**Task description:**
Scan the lines below for the word "الطرود". Copy each line you find it in.

- - -

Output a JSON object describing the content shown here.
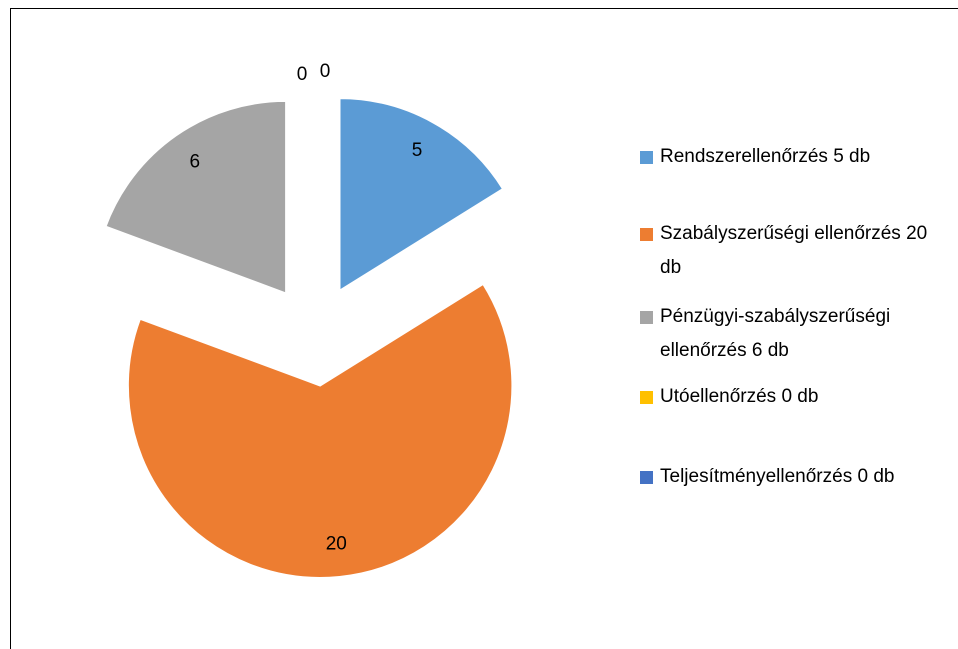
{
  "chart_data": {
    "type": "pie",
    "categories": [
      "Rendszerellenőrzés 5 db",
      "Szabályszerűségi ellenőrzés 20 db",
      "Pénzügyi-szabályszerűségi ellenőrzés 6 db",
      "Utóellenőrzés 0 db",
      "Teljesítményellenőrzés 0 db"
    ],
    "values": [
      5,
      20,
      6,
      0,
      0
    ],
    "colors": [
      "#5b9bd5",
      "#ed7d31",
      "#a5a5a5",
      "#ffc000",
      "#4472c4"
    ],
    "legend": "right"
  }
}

- - -

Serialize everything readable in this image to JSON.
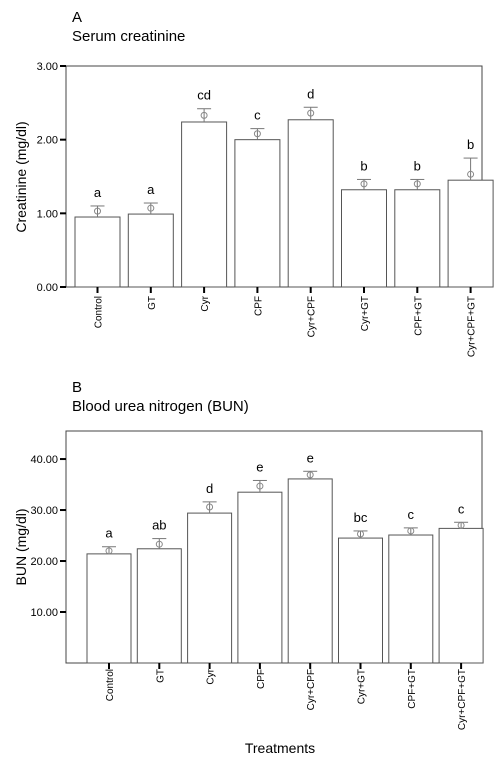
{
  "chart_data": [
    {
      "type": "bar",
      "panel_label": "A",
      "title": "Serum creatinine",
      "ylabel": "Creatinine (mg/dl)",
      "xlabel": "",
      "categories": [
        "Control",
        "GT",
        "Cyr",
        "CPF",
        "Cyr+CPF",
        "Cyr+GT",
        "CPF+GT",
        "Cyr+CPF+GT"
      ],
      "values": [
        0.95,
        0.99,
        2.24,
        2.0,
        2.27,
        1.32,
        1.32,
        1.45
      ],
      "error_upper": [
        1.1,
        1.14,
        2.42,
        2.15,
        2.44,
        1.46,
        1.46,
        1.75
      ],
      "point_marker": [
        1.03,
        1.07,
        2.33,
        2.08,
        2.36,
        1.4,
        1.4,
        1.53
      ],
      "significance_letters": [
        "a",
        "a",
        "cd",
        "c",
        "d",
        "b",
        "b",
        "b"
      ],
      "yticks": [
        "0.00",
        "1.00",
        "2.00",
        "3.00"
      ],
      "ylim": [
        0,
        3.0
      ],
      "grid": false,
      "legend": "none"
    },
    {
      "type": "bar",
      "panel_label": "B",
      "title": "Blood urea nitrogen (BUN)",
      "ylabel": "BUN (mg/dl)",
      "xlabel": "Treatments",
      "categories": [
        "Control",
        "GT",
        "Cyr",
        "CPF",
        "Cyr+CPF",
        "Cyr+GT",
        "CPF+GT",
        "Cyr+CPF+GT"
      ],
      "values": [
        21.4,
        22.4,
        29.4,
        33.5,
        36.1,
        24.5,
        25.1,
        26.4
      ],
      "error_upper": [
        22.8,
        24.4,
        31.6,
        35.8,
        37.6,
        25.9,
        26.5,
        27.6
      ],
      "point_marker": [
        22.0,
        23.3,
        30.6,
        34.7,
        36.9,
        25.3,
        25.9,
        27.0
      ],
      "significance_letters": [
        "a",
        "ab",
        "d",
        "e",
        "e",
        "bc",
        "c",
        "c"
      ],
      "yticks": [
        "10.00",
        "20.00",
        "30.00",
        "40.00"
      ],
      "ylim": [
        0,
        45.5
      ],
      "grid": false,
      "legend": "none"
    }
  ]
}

- - -

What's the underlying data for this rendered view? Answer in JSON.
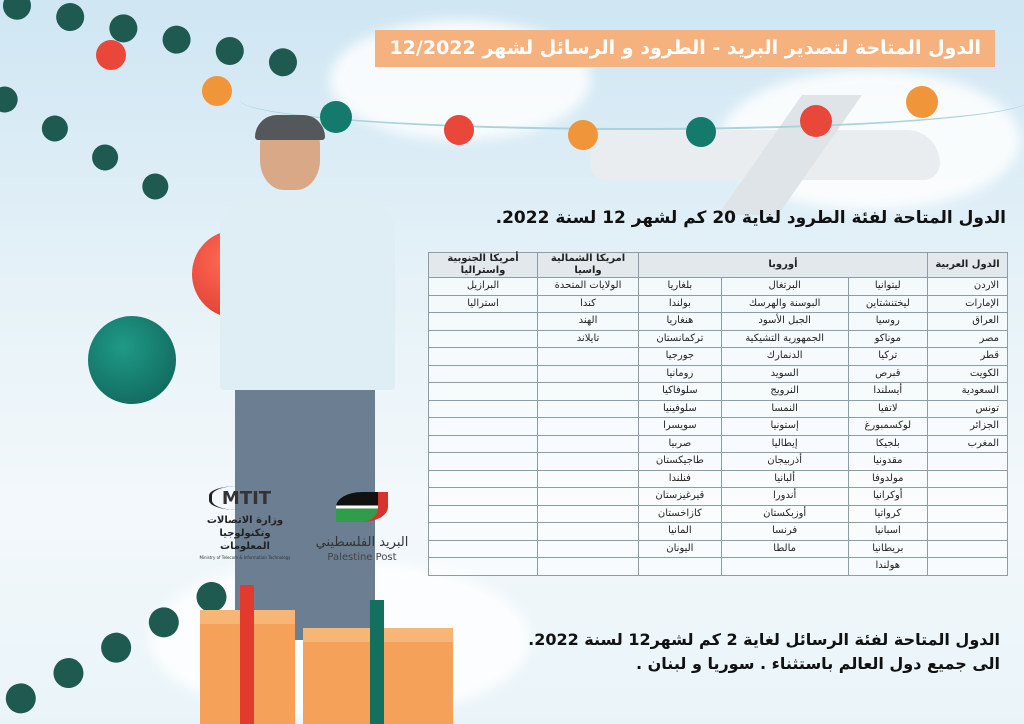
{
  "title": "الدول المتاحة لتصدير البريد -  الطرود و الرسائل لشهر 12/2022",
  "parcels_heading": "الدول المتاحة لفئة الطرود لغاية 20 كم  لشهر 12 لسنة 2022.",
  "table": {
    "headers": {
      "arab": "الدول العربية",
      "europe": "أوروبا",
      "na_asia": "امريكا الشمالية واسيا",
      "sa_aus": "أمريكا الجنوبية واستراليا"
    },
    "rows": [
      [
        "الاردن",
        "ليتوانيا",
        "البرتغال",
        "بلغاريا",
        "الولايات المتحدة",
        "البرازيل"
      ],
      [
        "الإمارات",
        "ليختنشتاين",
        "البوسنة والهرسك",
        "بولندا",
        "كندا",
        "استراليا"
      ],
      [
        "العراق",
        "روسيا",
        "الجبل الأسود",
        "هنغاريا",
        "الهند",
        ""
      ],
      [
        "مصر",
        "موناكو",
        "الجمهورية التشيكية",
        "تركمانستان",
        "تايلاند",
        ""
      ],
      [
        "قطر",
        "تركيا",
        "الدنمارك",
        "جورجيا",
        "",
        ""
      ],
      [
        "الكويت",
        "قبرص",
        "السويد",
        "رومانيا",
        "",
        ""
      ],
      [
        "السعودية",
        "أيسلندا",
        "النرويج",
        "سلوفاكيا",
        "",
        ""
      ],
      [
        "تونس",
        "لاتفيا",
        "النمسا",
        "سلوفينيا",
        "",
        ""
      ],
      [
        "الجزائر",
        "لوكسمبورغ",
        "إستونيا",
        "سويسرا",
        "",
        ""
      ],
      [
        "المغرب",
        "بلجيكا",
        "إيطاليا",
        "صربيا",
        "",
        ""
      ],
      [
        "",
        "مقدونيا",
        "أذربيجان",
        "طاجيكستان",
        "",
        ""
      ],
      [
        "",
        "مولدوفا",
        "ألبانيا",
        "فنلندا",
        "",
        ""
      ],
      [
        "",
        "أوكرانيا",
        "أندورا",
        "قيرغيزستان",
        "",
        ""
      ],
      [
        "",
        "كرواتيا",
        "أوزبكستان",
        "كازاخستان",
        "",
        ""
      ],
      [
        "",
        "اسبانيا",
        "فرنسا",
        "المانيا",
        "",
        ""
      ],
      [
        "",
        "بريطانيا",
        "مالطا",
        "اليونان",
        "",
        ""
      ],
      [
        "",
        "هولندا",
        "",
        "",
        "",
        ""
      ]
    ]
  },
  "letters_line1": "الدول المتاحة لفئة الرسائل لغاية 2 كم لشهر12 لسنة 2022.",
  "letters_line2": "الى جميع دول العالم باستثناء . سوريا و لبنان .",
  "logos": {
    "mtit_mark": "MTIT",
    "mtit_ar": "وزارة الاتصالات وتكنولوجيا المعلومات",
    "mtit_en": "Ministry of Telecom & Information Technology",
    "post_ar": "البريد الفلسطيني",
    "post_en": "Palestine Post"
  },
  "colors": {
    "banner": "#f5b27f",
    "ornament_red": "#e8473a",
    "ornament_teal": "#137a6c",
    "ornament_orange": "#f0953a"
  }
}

- - -

**Response to the exercise:**
  "title": "الدول المتاحة لتصدير البريد -  الطرود و الرسائل لشهر 12/2022",
  "parcels_heading": "الدول المتاحة لفئة الطرود لغاية 20 كم  لشهر 12 لسنة 2022.",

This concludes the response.